• _Work to do_:
Your task is to repeat the listing exactly.

[Data entries]
____________________

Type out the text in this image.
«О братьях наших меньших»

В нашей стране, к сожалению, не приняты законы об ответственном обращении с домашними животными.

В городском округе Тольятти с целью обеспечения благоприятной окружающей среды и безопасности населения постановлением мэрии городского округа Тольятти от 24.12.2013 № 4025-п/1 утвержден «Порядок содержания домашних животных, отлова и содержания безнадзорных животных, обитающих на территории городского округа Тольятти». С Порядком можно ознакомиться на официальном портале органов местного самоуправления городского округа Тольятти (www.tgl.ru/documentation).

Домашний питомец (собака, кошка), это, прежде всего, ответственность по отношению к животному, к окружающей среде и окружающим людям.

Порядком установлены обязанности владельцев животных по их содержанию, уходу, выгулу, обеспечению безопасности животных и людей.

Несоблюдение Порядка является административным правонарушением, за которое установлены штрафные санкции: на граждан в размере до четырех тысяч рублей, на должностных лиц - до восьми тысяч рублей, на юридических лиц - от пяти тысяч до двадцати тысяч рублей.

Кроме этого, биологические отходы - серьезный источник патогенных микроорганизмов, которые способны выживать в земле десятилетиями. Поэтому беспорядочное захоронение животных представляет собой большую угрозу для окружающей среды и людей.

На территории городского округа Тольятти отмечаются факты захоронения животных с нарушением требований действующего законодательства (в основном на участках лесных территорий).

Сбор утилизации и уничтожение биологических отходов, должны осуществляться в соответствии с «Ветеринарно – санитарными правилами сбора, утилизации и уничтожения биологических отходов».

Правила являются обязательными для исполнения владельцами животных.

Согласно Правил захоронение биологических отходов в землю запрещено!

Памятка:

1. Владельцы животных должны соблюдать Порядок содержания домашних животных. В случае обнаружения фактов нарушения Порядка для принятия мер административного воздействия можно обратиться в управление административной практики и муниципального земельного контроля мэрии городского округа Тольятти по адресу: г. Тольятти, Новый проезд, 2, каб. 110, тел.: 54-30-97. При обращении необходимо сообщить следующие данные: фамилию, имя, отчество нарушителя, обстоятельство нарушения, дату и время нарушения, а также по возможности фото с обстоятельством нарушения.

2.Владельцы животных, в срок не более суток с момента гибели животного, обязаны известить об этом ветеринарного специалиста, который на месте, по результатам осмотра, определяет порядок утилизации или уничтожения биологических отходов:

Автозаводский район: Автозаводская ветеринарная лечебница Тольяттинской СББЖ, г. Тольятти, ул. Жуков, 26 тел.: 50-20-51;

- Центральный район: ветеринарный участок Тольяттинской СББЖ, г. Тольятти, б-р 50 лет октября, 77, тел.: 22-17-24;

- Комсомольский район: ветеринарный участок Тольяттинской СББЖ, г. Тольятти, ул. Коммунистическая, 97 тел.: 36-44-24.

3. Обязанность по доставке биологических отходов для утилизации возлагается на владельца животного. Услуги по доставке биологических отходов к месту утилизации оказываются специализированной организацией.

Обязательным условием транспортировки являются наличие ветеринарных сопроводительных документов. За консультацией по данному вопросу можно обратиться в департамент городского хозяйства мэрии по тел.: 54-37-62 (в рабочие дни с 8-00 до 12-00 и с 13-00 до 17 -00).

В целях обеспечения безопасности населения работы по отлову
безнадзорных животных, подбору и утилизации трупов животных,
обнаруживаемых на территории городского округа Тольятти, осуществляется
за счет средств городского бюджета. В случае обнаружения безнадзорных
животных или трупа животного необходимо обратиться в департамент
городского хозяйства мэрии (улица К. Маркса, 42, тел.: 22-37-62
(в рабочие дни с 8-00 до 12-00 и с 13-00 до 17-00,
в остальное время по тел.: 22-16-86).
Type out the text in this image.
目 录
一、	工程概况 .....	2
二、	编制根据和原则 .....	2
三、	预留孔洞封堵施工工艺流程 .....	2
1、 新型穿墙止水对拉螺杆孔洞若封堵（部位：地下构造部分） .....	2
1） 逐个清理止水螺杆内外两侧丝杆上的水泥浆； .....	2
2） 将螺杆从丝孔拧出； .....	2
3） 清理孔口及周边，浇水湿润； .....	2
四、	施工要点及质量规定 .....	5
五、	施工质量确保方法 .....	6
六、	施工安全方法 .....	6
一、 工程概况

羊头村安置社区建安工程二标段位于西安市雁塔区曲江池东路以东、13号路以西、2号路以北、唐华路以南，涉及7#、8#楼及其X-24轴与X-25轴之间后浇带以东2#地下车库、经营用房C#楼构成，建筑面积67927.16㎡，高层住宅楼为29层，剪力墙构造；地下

____________________

• _Completed exercise_:
Type out the text in this image.
«О братьях наших меньших»

В нашей стране, к сожалению, не приняты законы об ответственном обращении с домашними животными.

В городском округе Тольятти с целью обеспечения благоприятной окружающей среды и безопасности населения постановлением мэрии городского округа Тольятти от 24.12.2013 № 4025-п/1 утвержден «Порядок содержания домашних животных, отлова и содержания безнадзорных животных, обитающих на территории городского округа Тольятти». С Порядком можно ознакомиться на официальном портале органов местного самоуправления городского округа Тольятти (www.tgl.ru/documentation).

Домашний питомец (собака, кошка), это, прежде всего, ответственность по отношению к животному, к окружающей среде и окружающим людям.

Порядком установлены обязанности владельцев животных по их содержанию, уходу, выгулу, обеспечению безопасности животных и людей.

Несоблюдение Порядка является административным правонарушением, за которое установлены штрафные санкции: на граждан в размере до четырех тысяч рублей, на должностных лиц - до восьми тысяч рублей, на юридических лиц - от пяти тысяч до двадцати тысяч рублей.

Кроме этого, биологические отходы - серьезный источник патогенных микроорганизмов, которые способны выживать в земле десятилетиями. Поэтому беспорядочное захоронение животных представляет собой большую угрозу для окружающей среды и людей.

На территории городского округа Тольятти отмечаются факты захоронения животных с нарушением требований действующего законодательства (в основном на участках лесных территорий).

Сбор утилизации и уничтожение биологических отходов, должны осуществляться в соответствии с «Ветеринарно – санитарными правилами сбора, утилизации и уничтожения биологических отходов».

Правила являются обязательными для исполнения владельцами животных.

Согласно Правил захоронение биологических отходов в землю запрещено!

Памятка:

1. Владельцы животных должны соблюдать Порядок содержания домашних животных. В случае обнаружения фактов нарушения Порядка для принятия мер административного воздействия можно обратиться в управление административной практики и муниципального земельного контроля мэрии городского округа Тольятти по адресу: г. Тольятти, Новый проезд, 2, каб. 110, тел.: 54-30-97. При обращении необходимо сообщить следующие данные: фамилию, имя, отчество нарушителя, обстоятельство нарушения, дату и время нарушения, а также по возможности фото с обстоятельством нарушения.

2.Владельцы животных, в срок не более суток с момента гибели животного, обязаны известить об этом ветеринарного специалиста, который на месте, по результатам осмотра, определяет порядок утилизации или уничтожения биологических отходов:

Автозаводский район: Автозаводская ветеринарная лечебница Тольяттинской СББЖ, г. Тольятти, ул. Жуков, 26 тел.: 50-20-51;

- Центральный район: ветеринарный участок Тольяттинской СББЖ, г. Тольятти, б-р 50 лет октября, 77, тел.: 22-17-24;

- Комсомольский район: ветеринарный участок Тольяттинской СББЖ, г. Тольятти, ул. Коммунистическая, 97 тел.: 36-44-24.

3. Обязанность по доставке биологических отходов для утилизации возлагается на владельца животного. Услуги по доставке биологических отходов к месту утилизации оказываются специализированной организацией.

Обязательным условием транспортировки являются наличие ветеринарных сопроводительных документов. За консультацией по данному вопросу можно обратиться в департамент городского хозяйства мэрии по тел.: 54-37-62 (в рабочие дни с 8-00 до 12-00 и с 13-00 до 17 -00).

В целях обеспечения безопасности населения работы по отлову
безнадзорных животных, подбору и утилизации трупов животных,
обнаруживаемых на территории городского округа Тольятти, осуществляется
за счет средств городского бюджета. В случае обнаружения безнадзорных
животных или трупа животного необходимо обратиться в департамент
городского хозяйства мэрии (улица К. Маркса, 42, тел.: 22-37-62
(в рабочие дни с 8-00 до 12-00 и с 13-00 до 17-00,
в остальное время по тел.: 22-16-86).
Type out the text in this image.
目 录
一、	工程概况 .....	2
二、	编制根据和原则 .....	2
三、	预留孔洞封堵施工工艺流程 .....	2
1、 新型穿墙止水对拉螺杆孔洞若封堵（部位：地下构造部分） .....	2
1） 逐个清理止水螺杆内外两侧丝杆上的水泥浆； .....	2
2） 将螺杆从丝孔拧出； .....	2
3） 清理孔口及周边，浇水湿润； .....	2
四、	施工要点及质量规定 .....	5
五、	施工质量确保方法 .....	6
六、	施工安全方法 .....	6
一、 工程概况

羊头村安置社区建安工程二标段位于西安市雁塔区曲江池东路以东、13号路以西、2号路以北、唐华路以南，涉及7#、8#楼及其X-24轴与X-25轴之间后浇带以东2#地下车库、经营用房C#楼构成，建筑面积67927.16㎡，高层住宅楼为29层，剪力墙构造；地下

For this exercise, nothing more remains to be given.